----- AVAILABLE RECORDS

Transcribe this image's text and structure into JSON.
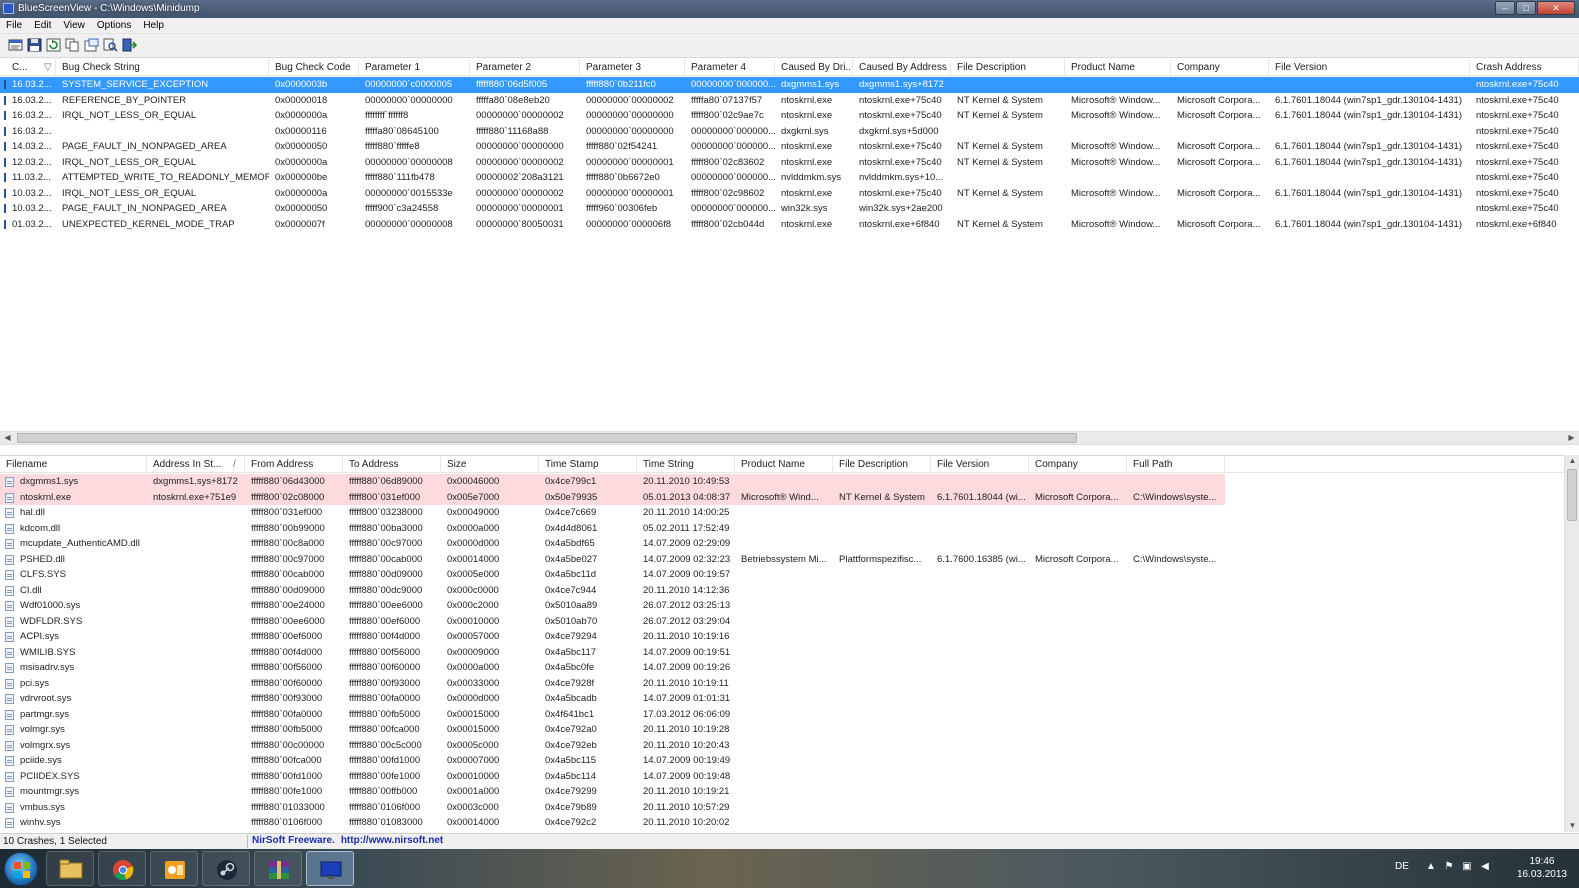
{
  "window": {
    "title": "BlueScreenView  -  C:\\Windows\\Minidump",
    "minimize": "–",
    "maximize": "□",
    "close": "✕"
  },
  "menu": [
    "File",
    "Edit",
    "View",
    "Options",
    "Help"
  ],
  "toolbar": {
    "icons": [
      "properties-icon",
      "save-icon",
      "refresh-icon",
      "copy-icon",
      "html-report-icon",
      "find-icon",
      "exit-icon"
    ]
  },
  "crash_list": {
    "columns": [
      "C...",
      "Bug Check String",
      "Bug Check Code",
      "Parameter 1",
      "Parameter 2",
      "Parameter 3",
      "Parameter 4",
      "Caused By Dri...",
      "Caused By Address",
      "File Description",
      "Product Name",
      "Company",
      "File Version",
      "Crash Address"
    ],
    "sort_indicator": "▽",
    "rows": [
      [
        "16.03.2...",
        "SYSTEM_SERVICE_EXCEPTION",
        "0x0000003b",
        "00000000`c0000005",
        "fffff880`06d5f005",
        "fffff880`0b211fc0",
        "00000000`000000...",
        "dxgmms1.sys",
        "dxgmms1.sys+8172",
        "",
        "",
        "",
        "",
        "ntoskrnl.exe+75c40"
      ],
      [
        "16.03.2...",
        "REFERENCE_BY_POINTER",
        "0x00000018",
        "00000000`00000000",
        "fffffa80`08e8eb20",
        "00000000`00000002",
        "fffffa80`07137f57",
        "ntoskrnl.exe",
        "ntoskrnl.exe+75c40",
        "NT Kernel & System",
        "Microsoft® Window...",
        "Microsoft Corpora...",
        "6.1.7601.18044 (win7sp1_gdr.130104-1431)",
        "ntoskrnl.exe+75c40"
      ],
      [
        "16.03.2...",
        "IRQL_NOT_LESS_OR_EQUAL",
        "0x0000000a",
        "ffffffff`ffffff8",
        "00000000`00000002",
        "00000000`00000000",
        "fffff800`02c9ae7c",
        "ntoskrnl.exe",
        "ntoskrnl.exe+75c40",
        "NT Kernel & System",
        "Microsoft® Window...",
        "Microsoft Corpora...",
        "6.1.7601.18044 (win7sp1_gdr.130104-1431)",
        "ntoskrnl.exe+75c40"
      ],
      [
        "16.03.2...",
        "",
        "0x00000116",
        "fffffa80`08645100",
        "fffff880`11168a88",
        "00000000`00000000",
        "00000000`000000...",
        "dxgkrnl.sys",
        "dxgkrnl.sys+5d000",
        "",
        "",
        "",
        "",
        "ntoskrnl.exe+75c40"
      ],
      [
        "14.03.2...",
        "PAGE_FAULT_IN_NONPAGED_AREA",
        "0x00000050",
        "fffff880`fffffe8",
        "00000000`00000000",
        "fffff880`02f54241",
        "00000000`000000...",
        "ntoskrnl.exe",
        "ntoskrnl.exe+75c40",
        "NT Kernel & System",
        "Microsoft® Window...",
        "Microsoft Corpora...",
        "6.1.7601.18044 (win7sp1_gdr.130104-1431)",
        "ntoskrnl.exe+75c40"
      ],
      [
        "12.03.2...",
        "IRQL_NOT_LESS_OR_EQUAL",
        "0x0000000a",
        "00000000`00000008",
        "00000000`00000002",
        "00000000`00000001",
        "fffff800`02c83602",
        "ntoskrnl.exe",
        "ntoskrnl.exe+75c40",
        "NT Kernel & System",
        "Microsoft® Window...",
        "Microsoft Corpora...",
        "6.1.7601.18044 (win7sp1_gdr.130104-1431)",
        "ntoskrnl.exe+75c40"
      ],
      [
        "11.03.2...",
        "ATTEMPTED_WRITE_TO_READONLY_MEMORY",
        "0x000000be",
        "fffff880`111fb478",
        "00000002`208a3121",
        "fffff880`0b6672e0",
        "00000000`000000...",
        "nvlddmkm.sys",
        "nvlddmkm.sys+10...",
        "",
        "",
        "",
        "",
        "ntoskrnl.exe+75c40"
      ],
      [
        "10.03.2...",
        "IRQL_NOT_LESS_OR_EQUAL",
        "0x0000000a",
        "00000000`0015533e",
        "00000000`00000002",
        "00000000`00000001",
        "fffff800`02c98602",
        "ntoskrnl.exe",
        "ntoskrnl.exe+75c40",
        "NT Kernel & System",
        "Microsoft® Window...",
        "Microsoft Corpora...",
        "6.1.7601.18044 (win7sp1_gdr.130104-1431)",
        "ntoskrnl.exe+75c40"
      ],
      [
        "10.03.2...",
        "PAGE_FAULT_IN_NONPAGED_AREA",
        "0x00000050",
        "fffff900`c3a24558",
        "00000000`00000001",
        "fffff960`00306feb",
        "00000000`000000...",
        "win32k.sys",
        "win32k.sys+2ae200",
        "",
        "",
        "",
        "",
        "ntoskrnl.exe+75c40"
      ],
      [
        "01.03.2...",
        "UNEXPECTED_KERNEL_MODE_TRAP",
        "0x0000007f",
        "00000000`00000008",
        "00000000`80050031",
        "00000000`000006f8",
        "fffff800`02cb044d",
        "ntoskrnl.exe",
        "ntoskrnl.exe+6f840",
        "NT Kernel & System",
        "Microsoft® Window...",
        "Microsoft Corpora...",
        "6.1.7601.18044 (win7sp1_gdr.130104-1431)",
        "ntoskrnl.exe+6f840"
      ]
    ],
    "selected_row": 0
  },
  "driver_list": {
    "columns": [
      "Filename",
      "Address In St...",
      "From Address",
      "To Address",
      "Size",
      "Time Stamp",
      "Time String",
      "Product Name",
      "File Description",
      "File Version",
      "Company",
      "Full Path"
    ],
    "sort_indicator": "/",
    "rows": [
      [
        "dxgmms1.sys",
        "dxgmms1.sys+8172",
        "fffff880`06d43000",
        "fffff880`06d89000",
        "0x00046000",
        "0x4ce799c1",
        "20.11.2010 10:49:53",
        "",
        "",
        "",
        "",
        ""
      ],
      [
        "ntoskrnl.exe",
        "ntoskrnl.exe+751e9",
        "fffff800`02c08000",
        "fffff800`031ef000",
        "0x005e7000",
        "0x50e79935",
        "05.01.2013 04:08:37",
        "Microsoft® Wind...",
        "NT Kernel & System",
        "6.1.7601.18044 (wi...",
        "Microsoft Corpora...",
        "C:\\Windows\\syste..."
      ],
      [
        "hal.dll",
        "",
        "fffff800`031ef000",
        "fffff800`03238000",
        "0x00049000",
        "0x4ce7c669",
        "20.11.2010 14:00:25",
        "",
        "",
        "",
        "",
        ""
      ],
      [
        "kdcom.dll",
        "",
        "fffff880`00b99000",
        "fffff880`00ba3000",
        "0x0000a000",
        "0x4d4d8061",
        "05.02.2011 17:52:49",
        "",
        "",
        "",
        "",
        ""
      ],
      [
        "mcupdate_AuthenticAMD.dll",
        "",
        "fffff880`00c8a000",
        "fffff880`00c97000",
        "0x0000d000",
        "0x4a5bdf65",
        "14.07.2009 02:29:09",
        "",
        "",
        "",
        "",
        ""
      ],
      [
        "PSHED.dll",
        "",
        "fffff880`00c97000",
        "fffff880`00cab000",
        "0x00014000",
        "0x4a5be027",
        "14.07.2009 02:32:23",
        "Betriebssystem Mi...",
        "Plattformspezifisc...",
        "6.1.7600.16385 (wi...",
        "Microsoft Corpora...",
        "C:\\Windows\\syste..."
      ],
      [
        "CLFS.SYS",
        "",
        "fffff880`00cab000",
        "fffff880`00d09000",
        "0x0005e000",
        "0x4a5bc11d",
        "14.07.2009 00:19:57",
        "",
        "",
        "",
        "",
        ""
      ],
      [
        "CI.dll",
        "",
        "fffff880`00d09000",
        "fffff880`00dc9000",
        "0x000c0000",
        "0x4ce7c944",
        "20.11.2010 14:12:36",
        "",
        "",
        "",
        "",
        ""
      ],
      [
        "Wdf01000.sys",
        "",
        "fffff880`00e24000",
        "fffff880`00ee6000",
        "0x000c2000",
        "0x5010aa89",
        "26.07.2012 03:25:13",
        "",
        "",
        "",
        "",
        ""
      ],
      [
        "WDFLDR.SYS",
        "",
        "fffff880`00ee6000",
        "fffff880`00ef6000",
        "0x00010000",
        "0x5010ab70",
        "26.07.2012 03:29:04",
        "",
        "",
        "",
        "",
        ""
      ],
      [
        "ACPI.sys",
        "",
        "fffff880`00ef6000",
        "fffff880`00f4d000",
        "0x00057000",
        "0x4ce79294",
        "20.11.2010 10:19:16",
        "",
        "",
        "",
        "",
        ""
      ],
      [
        "WMILIB.SYS",
        "",
        "fffff880`00f4d000",
        "fffff880`00f56000",
        "0x00009000",
        "0x4a5bc117",
        "14.07.2009 00:19:51",
        "",
        "",
        "",
        "",
        ""
      ],
      [
        "msisadrv.sys",
        "",
        "fffff880`00f56000",
        "fffff880`00f60000",
        "0x0000a000",
        "0x4a5bc0fe",
        "14.07.2009 00:19:26",
        "",
        "",
        "",
        "",
        ""
      ],
      [
        "pci.sys",
        "",
        "fffff880`00f60000",
        "fffff880`00f93000",
        "0x00033000",
        "0x4ce7928f",
        "20.11.2010 10:19:11",
        "",
        "",
        "",
        "",
        ""
      ],
      [
        "vdrvroot.sys",
        "",
        "fffff880`00f93000",
        "fffff880`00fa0000",
        "0x0000d000",
        "0x4a5bcadb",
        "14.07.2009 01:01:31",
        "",
        "",
        "",
        "",
        ""
      ],
      [
        "partmgr.sys",
        "",
        "fffff880`00fa0000",
        "fffff880`00fb5000",
        "0x00015000",
        "0x4f641bc1",
        "17.03.2012 06:06:09",
        "",
        "",
        "",
        "",
        ""
      ],
      [
        "volmgr.sys",
        "",
        "fffff880`00fb5000",
        "fffff880`00fca000",
        "0x00015000",
        "0x4ce792a0",
        "20.11.2010 10:19:28",
        "",
        "",
        "",
        "",
        ""
      ],
      [
        "volmgrx.sys",
        "",
        "fffff880`00c00000",
        "fffff880`00c5c000",
        "0x0005c000",
        "0x4ce792eb",
        "20.11.2010 10:20:43",
        "",
        "",
        "",
        "",
        ""
      ],
      [
        "pciide.sys",
        "",
        "fffff880`00fca000",
        "fffff880`00fd1000",
        "0x00007000",
        "0x4a5bc115",
        "14.07.2009 00:19:49",
        "",
        "",
        "",
        "",
        ""
      ],
      [
        "PCIIDEX.SYS",
        "",
        "fffff880`00fd1000",
        "fffff880`00fe1000",
        "0x00010000",
        "0x4a5bc114",
        "14.07.2009 00:19:48",
        "",
        "",
        "",
        "",
        ""
      ],
      [
        "mountmgr.sys",
        "",
        "fffff880`00fe1000",
        "fffff880`00ffb000",
        "0x0001a000",
        "0x4ce79299",
        "20.11.2010 10:19:21",
        "",
        "",
        "",
        "",
        ""
      ],
      [
        "vmbus.sys",
        "",
        "fffff880`01033000",
        "fffff880`0106f000",
        "0x0003c000",
        "0x4ce79b89",
        "20.11.2010 10:57:29",
        "",
        "",
        "",
        "",
        ""
      ],
      [
        "winhv.sys",
        "",
        "fffff880`0106f000",
        "fffff880`01083000",
        "0x00014000",
        "0x4ce792c2",
        "20.11.2010 10:20:02",
        "",
        "",
        "",
        "",
        ""
      ]
    ],
    "highlighted_rows": [
      0,
      1
    ]
  },
  "status": {
    "summary": "10 Crashes, 1 Selected",
    "credit": "NirSoft Freeware.",
    "link": "http://www.nirsoft.net"
  },
  "taskbar": {
    "apps": [
      "explorer-icon",
      "chrome-icon",
      "outlook-icon",
      "steam-icon",
      "winrar-icon",
      "bluescreenview-icon"
    ],
    "active_app": 5,
    "language": "DE",
    "time": "19:46",
    "date": "16.03.2013"
  },
  "colors": {
    "selection": "#3399ff",
    "highlight_row": "#fcdadd",
    "link": "#1a2ea8"
  }
}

----------

Which lines include the word "Parameter"? List them all.

**WORKED ANSWER**:
      "Parameter 1",
      "Parameter 2",
      "Parameter 3",
      "Parameter 4",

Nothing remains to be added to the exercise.